_The exercise_. Transcribe the records without any change, from their first line through the line containing "staticText: SMART (96, 38, 278, 110)". Include both of those lines.

______

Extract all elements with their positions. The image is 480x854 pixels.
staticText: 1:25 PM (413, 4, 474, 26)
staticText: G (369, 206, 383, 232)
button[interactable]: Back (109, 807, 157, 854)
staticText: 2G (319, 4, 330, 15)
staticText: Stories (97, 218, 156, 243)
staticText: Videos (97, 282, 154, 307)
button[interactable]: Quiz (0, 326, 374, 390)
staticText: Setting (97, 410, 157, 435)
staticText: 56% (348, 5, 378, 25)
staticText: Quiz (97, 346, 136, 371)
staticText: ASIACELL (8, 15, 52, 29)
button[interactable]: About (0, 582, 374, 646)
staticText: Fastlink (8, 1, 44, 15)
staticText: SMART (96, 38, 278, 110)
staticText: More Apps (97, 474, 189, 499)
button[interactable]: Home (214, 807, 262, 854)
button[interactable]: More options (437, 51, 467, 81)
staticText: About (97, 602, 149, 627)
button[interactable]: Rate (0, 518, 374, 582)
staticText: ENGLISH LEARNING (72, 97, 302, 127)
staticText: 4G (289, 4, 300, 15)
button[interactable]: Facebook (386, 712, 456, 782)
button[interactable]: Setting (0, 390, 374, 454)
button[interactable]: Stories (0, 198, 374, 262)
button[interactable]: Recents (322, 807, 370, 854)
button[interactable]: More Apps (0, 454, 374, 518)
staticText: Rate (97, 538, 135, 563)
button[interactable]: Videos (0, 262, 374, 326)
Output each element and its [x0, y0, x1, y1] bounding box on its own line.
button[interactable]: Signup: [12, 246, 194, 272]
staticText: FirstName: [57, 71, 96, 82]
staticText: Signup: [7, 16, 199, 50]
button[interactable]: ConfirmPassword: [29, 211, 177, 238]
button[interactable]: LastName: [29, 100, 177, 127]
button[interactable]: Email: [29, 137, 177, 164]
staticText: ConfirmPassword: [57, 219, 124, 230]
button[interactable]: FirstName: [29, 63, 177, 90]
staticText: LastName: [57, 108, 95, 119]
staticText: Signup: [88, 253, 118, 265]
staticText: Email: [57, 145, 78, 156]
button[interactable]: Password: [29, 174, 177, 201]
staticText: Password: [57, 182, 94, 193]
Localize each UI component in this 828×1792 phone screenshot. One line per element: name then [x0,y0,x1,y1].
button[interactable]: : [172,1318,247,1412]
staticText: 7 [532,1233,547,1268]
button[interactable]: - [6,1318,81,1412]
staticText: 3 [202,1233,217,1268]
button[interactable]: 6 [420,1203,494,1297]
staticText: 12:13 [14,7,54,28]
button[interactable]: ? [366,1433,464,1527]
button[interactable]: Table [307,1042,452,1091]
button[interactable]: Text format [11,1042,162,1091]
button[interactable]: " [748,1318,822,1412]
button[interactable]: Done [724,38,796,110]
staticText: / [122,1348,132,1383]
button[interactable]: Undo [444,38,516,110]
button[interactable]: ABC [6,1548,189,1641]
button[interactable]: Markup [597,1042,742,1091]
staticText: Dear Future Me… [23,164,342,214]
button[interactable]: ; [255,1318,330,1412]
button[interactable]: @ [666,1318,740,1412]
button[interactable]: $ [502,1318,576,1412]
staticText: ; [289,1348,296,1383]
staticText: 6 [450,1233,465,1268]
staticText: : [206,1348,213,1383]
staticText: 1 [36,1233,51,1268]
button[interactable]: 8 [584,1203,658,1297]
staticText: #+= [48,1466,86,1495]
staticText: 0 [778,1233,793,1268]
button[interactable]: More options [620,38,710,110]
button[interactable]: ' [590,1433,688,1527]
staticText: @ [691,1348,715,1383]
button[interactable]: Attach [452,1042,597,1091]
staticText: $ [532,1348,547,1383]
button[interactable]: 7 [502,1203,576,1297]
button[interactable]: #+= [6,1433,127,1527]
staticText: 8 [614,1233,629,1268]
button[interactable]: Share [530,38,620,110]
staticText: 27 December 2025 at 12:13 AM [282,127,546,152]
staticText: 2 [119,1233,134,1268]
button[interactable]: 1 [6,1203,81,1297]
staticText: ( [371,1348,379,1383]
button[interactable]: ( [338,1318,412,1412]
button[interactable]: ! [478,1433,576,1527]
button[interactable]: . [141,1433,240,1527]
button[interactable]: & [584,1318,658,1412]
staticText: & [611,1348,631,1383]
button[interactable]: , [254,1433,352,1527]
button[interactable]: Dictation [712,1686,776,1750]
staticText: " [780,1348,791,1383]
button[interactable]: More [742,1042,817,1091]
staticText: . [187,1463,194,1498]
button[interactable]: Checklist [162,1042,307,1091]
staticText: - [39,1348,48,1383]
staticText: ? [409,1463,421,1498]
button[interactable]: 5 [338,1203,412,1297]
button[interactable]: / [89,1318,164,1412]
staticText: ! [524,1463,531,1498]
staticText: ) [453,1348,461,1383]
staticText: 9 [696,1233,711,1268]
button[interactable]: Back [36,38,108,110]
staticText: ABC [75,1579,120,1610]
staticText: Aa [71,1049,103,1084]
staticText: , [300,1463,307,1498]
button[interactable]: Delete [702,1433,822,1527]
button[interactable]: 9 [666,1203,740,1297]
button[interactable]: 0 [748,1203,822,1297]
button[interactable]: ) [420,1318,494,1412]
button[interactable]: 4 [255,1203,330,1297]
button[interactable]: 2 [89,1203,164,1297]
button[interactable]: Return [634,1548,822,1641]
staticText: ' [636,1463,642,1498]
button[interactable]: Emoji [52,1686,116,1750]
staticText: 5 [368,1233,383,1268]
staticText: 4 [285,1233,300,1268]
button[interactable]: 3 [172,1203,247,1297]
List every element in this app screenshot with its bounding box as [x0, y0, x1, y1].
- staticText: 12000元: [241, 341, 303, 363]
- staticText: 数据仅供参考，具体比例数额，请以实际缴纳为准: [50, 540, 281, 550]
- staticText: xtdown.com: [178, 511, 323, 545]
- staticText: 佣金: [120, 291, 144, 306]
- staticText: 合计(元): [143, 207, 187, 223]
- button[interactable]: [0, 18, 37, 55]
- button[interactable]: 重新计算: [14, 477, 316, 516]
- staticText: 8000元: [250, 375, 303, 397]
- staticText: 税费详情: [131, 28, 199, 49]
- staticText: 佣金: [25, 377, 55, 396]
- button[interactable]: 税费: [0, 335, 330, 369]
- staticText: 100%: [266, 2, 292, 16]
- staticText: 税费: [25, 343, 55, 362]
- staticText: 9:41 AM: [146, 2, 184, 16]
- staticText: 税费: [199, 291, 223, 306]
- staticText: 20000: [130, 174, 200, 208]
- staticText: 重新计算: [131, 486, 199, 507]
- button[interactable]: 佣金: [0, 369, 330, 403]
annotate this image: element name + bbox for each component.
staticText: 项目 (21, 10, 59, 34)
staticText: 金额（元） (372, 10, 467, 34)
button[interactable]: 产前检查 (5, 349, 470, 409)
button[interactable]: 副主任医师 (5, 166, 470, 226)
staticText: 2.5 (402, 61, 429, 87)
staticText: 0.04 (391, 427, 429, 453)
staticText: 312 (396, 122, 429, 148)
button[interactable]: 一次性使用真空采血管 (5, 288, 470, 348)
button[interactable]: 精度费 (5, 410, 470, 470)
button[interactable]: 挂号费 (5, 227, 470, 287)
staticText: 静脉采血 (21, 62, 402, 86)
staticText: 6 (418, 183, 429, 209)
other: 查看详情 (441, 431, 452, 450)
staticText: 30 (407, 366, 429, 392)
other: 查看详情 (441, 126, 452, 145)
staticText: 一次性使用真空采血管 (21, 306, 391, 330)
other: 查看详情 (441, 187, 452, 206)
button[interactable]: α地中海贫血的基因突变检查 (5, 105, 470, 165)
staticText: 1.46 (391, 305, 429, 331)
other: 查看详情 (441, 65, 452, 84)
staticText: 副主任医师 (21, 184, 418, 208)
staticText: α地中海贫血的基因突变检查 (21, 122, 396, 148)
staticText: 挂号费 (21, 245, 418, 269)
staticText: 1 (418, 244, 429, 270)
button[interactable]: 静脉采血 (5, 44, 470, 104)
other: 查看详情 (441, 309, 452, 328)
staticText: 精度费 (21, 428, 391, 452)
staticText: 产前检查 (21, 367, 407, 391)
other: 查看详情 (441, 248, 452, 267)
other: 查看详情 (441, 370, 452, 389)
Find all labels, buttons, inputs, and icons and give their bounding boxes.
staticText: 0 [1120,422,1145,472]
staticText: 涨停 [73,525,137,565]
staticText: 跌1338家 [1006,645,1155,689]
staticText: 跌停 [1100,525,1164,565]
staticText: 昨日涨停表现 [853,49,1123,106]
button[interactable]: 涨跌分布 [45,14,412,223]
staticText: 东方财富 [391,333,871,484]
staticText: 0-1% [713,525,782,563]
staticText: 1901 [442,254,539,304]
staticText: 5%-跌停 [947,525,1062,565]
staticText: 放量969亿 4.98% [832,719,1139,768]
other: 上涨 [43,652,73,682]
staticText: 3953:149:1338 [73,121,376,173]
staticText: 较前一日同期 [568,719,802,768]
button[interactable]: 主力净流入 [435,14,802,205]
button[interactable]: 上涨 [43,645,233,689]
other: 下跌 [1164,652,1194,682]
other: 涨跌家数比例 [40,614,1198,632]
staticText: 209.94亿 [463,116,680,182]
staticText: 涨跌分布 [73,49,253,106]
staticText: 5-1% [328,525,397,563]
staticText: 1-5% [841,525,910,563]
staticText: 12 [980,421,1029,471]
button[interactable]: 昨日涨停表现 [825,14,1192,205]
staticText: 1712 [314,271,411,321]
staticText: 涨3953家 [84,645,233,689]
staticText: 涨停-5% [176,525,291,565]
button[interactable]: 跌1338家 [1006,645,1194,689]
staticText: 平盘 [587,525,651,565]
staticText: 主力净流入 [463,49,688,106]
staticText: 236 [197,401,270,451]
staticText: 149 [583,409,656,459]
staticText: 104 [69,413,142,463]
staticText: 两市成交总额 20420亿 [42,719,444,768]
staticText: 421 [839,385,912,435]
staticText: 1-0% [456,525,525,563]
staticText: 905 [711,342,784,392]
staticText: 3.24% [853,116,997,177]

______

_Correct response_.
Extract all elements with their positions. The image is 480x854 pixels.
staticText: 1:25 PM (413, 4, 474, 26)
staticText: G (369, 206, 383, 232)
button[interactable]: Back (109, 807, 157, 854)
staticText: 2G (319, 4, 330, 15)
staticText: Stories (97, 218, 156, 243)
staticText: Videos (97, 282, 154, 307)
button[interactable]: Quiz (0, 326, 374, 390)
staticText: Setting (97, 410, 157, 435)
staticText: 56% (348, 5, 378, 25)
staticText: Quiz (97, 346, 136, 371)
staticText: ASIACELL (8, 15, 52, 29)
button[interactable]: About (0, 582, 374, 646)
staticText: Fastlink (8, 1, 44, 15)
staticText: SMART (96, 38, 278, 110)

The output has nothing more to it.